— START —

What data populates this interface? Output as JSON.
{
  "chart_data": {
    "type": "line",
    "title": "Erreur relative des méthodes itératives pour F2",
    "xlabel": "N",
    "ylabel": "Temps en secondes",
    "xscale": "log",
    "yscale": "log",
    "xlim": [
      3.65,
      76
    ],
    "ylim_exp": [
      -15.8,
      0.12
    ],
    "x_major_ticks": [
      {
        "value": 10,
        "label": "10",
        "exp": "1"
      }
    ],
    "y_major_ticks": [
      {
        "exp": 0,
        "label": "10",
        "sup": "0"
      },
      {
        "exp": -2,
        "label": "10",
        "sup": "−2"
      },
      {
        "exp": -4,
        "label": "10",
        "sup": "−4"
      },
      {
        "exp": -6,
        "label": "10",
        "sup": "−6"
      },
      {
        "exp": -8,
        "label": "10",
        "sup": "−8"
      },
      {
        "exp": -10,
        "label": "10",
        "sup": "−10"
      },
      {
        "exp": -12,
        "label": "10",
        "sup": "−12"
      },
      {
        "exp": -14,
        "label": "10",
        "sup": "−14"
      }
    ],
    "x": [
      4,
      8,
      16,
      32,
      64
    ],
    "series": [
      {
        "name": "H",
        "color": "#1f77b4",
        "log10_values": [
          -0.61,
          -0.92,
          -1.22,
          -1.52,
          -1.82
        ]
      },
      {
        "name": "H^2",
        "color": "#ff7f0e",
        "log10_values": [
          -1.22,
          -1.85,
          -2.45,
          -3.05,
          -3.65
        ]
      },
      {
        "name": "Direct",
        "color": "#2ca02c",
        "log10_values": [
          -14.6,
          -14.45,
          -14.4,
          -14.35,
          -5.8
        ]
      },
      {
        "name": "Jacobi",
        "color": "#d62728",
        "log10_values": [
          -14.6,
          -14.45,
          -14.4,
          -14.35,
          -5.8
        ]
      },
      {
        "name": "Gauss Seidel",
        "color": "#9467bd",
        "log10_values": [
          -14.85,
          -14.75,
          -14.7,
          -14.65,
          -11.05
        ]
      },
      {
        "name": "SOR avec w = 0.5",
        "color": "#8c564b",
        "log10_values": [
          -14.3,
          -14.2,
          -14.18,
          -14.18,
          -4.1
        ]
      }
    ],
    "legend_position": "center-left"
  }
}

— END —
— START —

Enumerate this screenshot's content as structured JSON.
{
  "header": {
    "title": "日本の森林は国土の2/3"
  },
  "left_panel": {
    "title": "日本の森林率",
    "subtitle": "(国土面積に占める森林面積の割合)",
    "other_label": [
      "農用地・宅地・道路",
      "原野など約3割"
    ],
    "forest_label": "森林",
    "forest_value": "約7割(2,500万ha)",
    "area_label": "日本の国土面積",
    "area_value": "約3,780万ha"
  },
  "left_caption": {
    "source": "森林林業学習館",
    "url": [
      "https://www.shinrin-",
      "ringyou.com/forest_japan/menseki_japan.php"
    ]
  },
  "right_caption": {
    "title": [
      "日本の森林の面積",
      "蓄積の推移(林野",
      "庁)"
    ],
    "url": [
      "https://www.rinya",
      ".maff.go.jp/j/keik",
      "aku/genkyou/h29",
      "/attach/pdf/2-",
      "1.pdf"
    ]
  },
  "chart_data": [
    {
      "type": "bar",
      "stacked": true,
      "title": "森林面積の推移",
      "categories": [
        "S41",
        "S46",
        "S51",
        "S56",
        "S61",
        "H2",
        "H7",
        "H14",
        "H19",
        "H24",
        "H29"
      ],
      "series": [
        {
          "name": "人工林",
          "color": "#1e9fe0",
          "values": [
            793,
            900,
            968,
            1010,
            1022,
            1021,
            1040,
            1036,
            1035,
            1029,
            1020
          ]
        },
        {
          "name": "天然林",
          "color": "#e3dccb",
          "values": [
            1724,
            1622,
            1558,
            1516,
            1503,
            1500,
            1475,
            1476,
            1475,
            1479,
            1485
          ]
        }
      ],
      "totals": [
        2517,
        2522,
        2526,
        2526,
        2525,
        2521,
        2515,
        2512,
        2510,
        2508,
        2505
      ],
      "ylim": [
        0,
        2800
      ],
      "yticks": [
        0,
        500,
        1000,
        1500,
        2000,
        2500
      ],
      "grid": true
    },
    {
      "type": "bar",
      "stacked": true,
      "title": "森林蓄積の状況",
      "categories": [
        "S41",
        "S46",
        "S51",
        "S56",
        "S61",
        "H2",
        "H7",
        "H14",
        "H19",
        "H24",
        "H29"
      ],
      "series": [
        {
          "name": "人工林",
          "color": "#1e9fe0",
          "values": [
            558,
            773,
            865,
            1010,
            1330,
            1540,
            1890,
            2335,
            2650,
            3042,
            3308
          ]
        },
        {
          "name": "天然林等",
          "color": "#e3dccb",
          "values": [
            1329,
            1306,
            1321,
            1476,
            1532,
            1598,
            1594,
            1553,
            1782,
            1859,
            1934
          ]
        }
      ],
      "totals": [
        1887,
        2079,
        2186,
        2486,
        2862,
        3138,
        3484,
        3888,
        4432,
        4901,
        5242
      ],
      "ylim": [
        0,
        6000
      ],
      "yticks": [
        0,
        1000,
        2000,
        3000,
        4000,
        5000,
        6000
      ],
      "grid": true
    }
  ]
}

— END —
— START —

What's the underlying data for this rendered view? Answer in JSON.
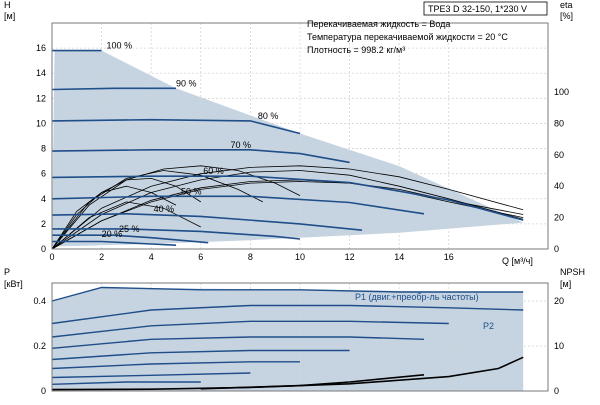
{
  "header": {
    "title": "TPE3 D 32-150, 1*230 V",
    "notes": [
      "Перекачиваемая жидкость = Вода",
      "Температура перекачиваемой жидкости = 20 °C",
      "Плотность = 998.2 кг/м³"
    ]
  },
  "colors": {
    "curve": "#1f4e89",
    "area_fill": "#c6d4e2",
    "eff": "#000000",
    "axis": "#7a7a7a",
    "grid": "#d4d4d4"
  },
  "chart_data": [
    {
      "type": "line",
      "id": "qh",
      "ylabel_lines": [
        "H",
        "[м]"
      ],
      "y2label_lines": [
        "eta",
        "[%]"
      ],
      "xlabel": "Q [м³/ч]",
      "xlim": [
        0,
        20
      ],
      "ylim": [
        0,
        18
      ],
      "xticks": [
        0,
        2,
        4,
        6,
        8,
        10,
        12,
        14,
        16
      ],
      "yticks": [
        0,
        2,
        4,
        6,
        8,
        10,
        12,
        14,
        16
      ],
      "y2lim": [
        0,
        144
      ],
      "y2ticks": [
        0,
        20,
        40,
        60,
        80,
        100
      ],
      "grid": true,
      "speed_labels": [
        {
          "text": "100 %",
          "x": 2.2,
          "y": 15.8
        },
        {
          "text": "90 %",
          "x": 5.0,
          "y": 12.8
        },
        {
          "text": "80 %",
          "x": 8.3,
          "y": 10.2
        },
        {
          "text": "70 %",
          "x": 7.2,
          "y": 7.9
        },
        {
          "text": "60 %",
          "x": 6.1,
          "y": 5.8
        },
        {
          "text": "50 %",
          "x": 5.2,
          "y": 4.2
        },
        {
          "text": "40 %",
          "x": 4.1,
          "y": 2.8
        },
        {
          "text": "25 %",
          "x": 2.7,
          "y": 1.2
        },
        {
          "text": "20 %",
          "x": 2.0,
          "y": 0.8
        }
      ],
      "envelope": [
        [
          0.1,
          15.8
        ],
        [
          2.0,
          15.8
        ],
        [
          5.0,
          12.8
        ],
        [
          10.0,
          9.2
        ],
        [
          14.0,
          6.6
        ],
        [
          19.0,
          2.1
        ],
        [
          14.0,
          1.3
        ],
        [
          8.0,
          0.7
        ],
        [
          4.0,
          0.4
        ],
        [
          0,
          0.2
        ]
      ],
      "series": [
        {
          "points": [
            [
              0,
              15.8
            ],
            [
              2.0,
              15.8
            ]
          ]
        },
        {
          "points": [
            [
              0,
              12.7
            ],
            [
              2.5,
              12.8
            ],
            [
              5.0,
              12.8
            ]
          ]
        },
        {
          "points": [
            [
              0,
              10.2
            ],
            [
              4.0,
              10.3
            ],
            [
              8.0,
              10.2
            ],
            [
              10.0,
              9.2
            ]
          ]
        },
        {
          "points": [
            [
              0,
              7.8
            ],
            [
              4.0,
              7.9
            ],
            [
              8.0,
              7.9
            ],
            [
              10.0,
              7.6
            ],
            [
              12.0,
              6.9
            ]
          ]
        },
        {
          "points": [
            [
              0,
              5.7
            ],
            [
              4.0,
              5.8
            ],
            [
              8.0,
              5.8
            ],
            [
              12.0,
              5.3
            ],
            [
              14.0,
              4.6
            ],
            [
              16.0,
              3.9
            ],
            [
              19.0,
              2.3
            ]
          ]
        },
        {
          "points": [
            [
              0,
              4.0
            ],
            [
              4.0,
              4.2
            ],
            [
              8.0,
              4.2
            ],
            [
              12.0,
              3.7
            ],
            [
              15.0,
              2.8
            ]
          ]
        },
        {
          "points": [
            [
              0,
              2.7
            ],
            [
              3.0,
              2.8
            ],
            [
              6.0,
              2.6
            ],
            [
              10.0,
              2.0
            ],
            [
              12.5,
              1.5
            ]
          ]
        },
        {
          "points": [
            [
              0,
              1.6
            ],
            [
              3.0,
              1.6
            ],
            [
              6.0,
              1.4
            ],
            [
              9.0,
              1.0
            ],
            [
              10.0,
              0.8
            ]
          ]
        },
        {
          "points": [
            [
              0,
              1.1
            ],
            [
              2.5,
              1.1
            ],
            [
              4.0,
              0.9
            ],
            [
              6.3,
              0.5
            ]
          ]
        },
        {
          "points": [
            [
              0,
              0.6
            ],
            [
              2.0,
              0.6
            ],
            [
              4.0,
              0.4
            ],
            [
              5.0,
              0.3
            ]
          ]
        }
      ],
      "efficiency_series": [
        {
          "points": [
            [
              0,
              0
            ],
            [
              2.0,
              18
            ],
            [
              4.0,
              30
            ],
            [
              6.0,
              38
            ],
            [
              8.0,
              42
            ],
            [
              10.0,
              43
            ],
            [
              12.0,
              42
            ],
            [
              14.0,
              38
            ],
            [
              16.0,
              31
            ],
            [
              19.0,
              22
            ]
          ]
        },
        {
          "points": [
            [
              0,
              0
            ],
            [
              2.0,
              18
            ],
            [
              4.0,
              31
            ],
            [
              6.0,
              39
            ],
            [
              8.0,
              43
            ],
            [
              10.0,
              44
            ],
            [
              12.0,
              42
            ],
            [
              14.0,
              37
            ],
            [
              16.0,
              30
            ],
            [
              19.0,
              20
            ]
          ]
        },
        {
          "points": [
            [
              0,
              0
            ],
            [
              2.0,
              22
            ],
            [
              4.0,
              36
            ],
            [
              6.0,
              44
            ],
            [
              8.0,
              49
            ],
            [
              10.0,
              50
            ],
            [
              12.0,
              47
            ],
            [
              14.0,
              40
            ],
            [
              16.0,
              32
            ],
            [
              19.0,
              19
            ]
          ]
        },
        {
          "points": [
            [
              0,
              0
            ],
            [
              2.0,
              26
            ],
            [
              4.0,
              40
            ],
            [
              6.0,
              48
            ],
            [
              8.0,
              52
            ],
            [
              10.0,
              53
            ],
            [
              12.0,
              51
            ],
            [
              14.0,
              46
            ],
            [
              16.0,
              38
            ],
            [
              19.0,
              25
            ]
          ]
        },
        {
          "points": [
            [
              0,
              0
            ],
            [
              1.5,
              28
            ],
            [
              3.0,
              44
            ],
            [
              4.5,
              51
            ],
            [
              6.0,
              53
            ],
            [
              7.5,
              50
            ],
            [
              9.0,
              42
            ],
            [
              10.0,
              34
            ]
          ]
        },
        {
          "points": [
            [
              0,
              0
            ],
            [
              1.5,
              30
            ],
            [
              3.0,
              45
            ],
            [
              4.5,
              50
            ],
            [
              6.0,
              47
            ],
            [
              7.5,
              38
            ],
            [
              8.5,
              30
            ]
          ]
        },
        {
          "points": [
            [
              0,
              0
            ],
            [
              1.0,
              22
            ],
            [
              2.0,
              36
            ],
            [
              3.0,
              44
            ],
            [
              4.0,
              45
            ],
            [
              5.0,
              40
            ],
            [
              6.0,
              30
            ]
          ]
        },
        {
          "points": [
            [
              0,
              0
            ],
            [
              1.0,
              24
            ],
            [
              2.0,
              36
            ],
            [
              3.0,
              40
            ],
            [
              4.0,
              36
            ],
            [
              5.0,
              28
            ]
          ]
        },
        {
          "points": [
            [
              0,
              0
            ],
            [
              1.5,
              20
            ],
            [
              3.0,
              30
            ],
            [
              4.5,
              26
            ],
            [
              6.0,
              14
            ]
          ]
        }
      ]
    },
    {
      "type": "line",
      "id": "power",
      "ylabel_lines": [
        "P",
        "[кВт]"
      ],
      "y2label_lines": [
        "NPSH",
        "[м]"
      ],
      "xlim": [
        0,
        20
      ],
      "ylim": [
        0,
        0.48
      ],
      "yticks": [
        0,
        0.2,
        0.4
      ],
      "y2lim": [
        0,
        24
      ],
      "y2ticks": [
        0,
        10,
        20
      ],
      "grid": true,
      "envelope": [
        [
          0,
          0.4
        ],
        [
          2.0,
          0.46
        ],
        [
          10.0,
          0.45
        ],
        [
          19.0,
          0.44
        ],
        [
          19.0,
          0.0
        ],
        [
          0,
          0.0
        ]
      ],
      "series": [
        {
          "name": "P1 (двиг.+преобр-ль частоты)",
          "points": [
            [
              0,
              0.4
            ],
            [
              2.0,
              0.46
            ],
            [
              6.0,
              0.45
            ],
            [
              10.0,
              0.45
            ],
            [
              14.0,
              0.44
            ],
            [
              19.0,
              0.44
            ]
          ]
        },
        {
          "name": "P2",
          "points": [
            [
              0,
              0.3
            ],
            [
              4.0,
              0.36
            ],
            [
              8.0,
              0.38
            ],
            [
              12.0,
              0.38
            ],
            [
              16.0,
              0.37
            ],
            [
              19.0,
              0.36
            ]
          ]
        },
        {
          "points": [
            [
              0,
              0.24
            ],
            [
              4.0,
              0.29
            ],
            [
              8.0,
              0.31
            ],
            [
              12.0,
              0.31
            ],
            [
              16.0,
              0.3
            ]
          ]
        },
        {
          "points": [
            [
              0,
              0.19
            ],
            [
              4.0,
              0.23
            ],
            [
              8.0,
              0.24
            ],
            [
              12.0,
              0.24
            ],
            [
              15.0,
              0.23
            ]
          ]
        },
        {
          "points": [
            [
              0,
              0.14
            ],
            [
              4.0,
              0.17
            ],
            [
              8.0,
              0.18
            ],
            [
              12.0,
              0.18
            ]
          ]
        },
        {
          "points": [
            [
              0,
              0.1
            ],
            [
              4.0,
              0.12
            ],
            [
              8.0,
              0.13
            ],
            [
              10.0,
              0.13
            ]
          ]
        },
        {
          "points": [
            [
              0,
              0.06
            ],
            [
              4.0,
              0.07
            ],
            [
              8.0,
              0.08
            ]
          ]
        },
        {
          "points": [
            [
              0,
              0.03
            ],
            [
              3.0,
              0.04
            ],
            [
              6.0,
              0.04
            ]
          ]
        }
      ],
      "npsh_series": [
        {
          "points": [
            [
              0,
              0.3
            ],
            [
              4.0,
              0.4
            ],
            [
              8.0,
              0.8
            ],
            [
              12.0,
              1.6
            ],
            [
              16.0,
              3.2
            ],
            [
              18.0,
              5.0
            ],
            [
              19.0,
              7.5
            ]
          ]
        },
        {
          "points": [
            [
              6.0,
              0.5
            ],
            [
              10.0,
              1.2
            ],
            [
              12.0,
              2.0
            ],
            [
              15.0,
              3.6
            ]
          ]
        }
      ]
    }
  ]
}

— END —

__BRIEF__:
Report the number of lines holding the string "JSON", without any other words.

__RESPONSE TO THE TASK__:
3